-- EXERCISE AIM --
Reproduce the data below in full and exclude every picture.

== AVAILABLE DATA ==

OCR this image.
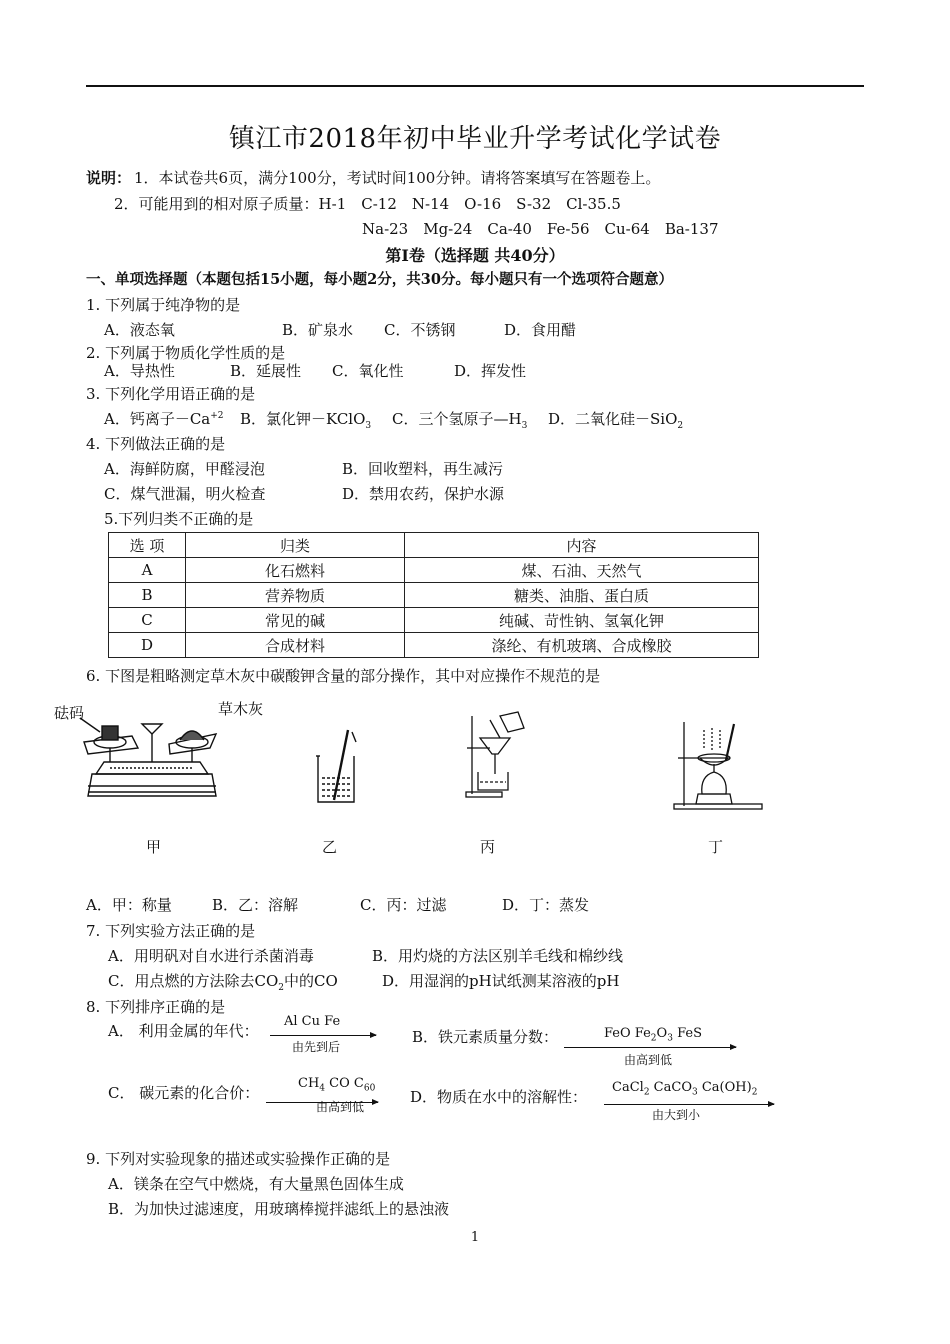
镇江市2018年初中毕业升学考试化学试卷
说明： 1．本试卷共6页，满分100分，考试时间100分钟。请将答案填写在答题卷上。
2．可能用到的相对原子质量：H-1　C-12　N-14　O-16　S-32　Cl-35.5
Na-23　Mg-24　Ca-40　Fe-56　Cu-64　Ba-137
第Ⅰ卷（选择题 共40分）
一、单项选择题（本题包括15小题，每小题2分，共30分。每小题只有一个选项符合题意）
1. 下列属于纯净物的是
A．液态氧	B．矿泉水 C．不锈钢	D．食用醋
2. 下列属于物质化学性质的是
A．导热性	B．延展性 C．氧化性	D．挥发性
3. 下列化学用语正确的是
A．钙离子$-Ca^{+2}$ B．氯化钾－KClO$_3$ C．三个氢原子$—H_3$ D．二氧化硅－SiO$_2$
4. 下列做法正确的是
A．海鲜防腐，甲醛浸泡	B．回收塑料，再生减污
C．煤气泄漏，明火检查	D．禁用农药，保护水源
5.下列归类不正确的是
选 项	归类	内容
A	化石燃料	煤、石油、天然气
B	营养物质	糖类、油脂、蛋白质
C	常见的碱	纯碱、苛性钠、氢氧化钾
D	合成材料	涤纶、有机玻璃、合成橡胶
6. 下图是粗略测定草木灰中碳酸钾含量的部分操作，其中对应操作不规范的是
砝码	草木灰
甲	乙	丙	丁
A．甲：称量	B．乙：溶解	C．丙：过滤	D．丁：蒸发
7. 下列实验方法正确的是
A．用明矾对自水进行杀菌消毒	B．用灼烧的方法区别羊毛线和棉纱线
C．用点燃的方法除去$CO_2$中的CO	D．用湿润的pH试纸测某溶液的pH
8. 下列排序正确的是
A． 利用金属的年代：
Al Cu Fe
由先到后
B．铁元素质量分数：	FeO $Fe_2O_3$ FeS
由高到低
C． 碳元素的化合价：
$CH_4$ CO $C_{60}$
由高到低
D．物质在水中的溶解性：
CaCl$_2$ CaCO$_3$ $Ca(OH)_2$
由大到小
9. 下列对实验现象的描述或实验操作正确的是
A．镁条在空气中燃烧，有大量黑色固体生成
B．为加快过滤速度，用玻璃棒搅拌滤纸上的悬浊液
1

===

-- SOLVED EXERCISE --
OCR this image.
镇江市2018年初中毕业升学考试化学试卷
说明： 1．本试卷共6页，满分100分，考试时间100分钟。请将答案填写在答题卷上。
2．可能用到的相对原子质量：H-1　C-12　N-14　O-16　S-32　Cl-35.5
Na-23　Mg-24　Ca-40　Fe-56　Cu-64　Ba-137
第Ⅰ卷（选择题 共40分）
一、单项选择题（本题包括15小题，每小题2分，共30分。每小题只有一个选项符合题意）
1. 下列属于纯净物的是
A．液态氧	B．矿泉水 C．不锈钢	D．食用醋
2. 下列属于物质化学性质的是
A．导热性	B．延展性 C．氧化性	D．挥发性
3. 下列化学用语正确的是
A．钙离子$-Ca^{+2}$ B．氯化钾－KClO$_3$ C．三个氢原子$—H_3$ D．二氧化硅－SiO$_2$
4. 下列做法正确的是
A．海鲜防腐，甲醛浸泡	B．回收塑料，再生减污
C．煤气泄漏，明火检查	D．禁用农药，保护水源
5.下列归类不正确的是
选 项	归类	内容
A	化石燃料	煤、石油、天然气
B	营养物质	糖类、油脂、蛋白质
C	常见的碱	纯碱、苛性钠、氢氧化钾
D	合成材料	涤纶、有机玻璃、合成橡胶
6. 下图是粗略测定草木灰中碳酸钾含量的部分操作，其中对应操作不规范的是
砝码	草木灰
甲	乙	丙	丁
A．甲：称量	B．乙：溶解	C．丙：过滤	D．丁：蒸发
7. 下列实验方法正确的是
A．用明矾对自水进行杀菌消毒	B．用灼烧的方法区别羊毛线和棉纱线
C．用点燃的方法除去$CO_2$中的CO	D．用湿润的pH试纸测某溶液的pH
8. 下列排序正确的是
A． 利用金属的年代：
Al Cu Fe
由先到后
B．铁元素质量分数：	FeO $Fe_2O_3$ FeS
由高到低
C． 碳元素的化合价：
$CH_4$ CO $C_{60}$
由高到低
D．物质在水中的溶解性：
CaCl$_2$ CaCO$_3$ $Ca(OH)_2$
由大到小
9. 下列对实验现象的描述或实验操作正确的是
A．镁条在空气中燃烧，有大量黑色固体生成
B．为加快过滤速度，用玻璃棒搅拌滤纸上的悬浊液
1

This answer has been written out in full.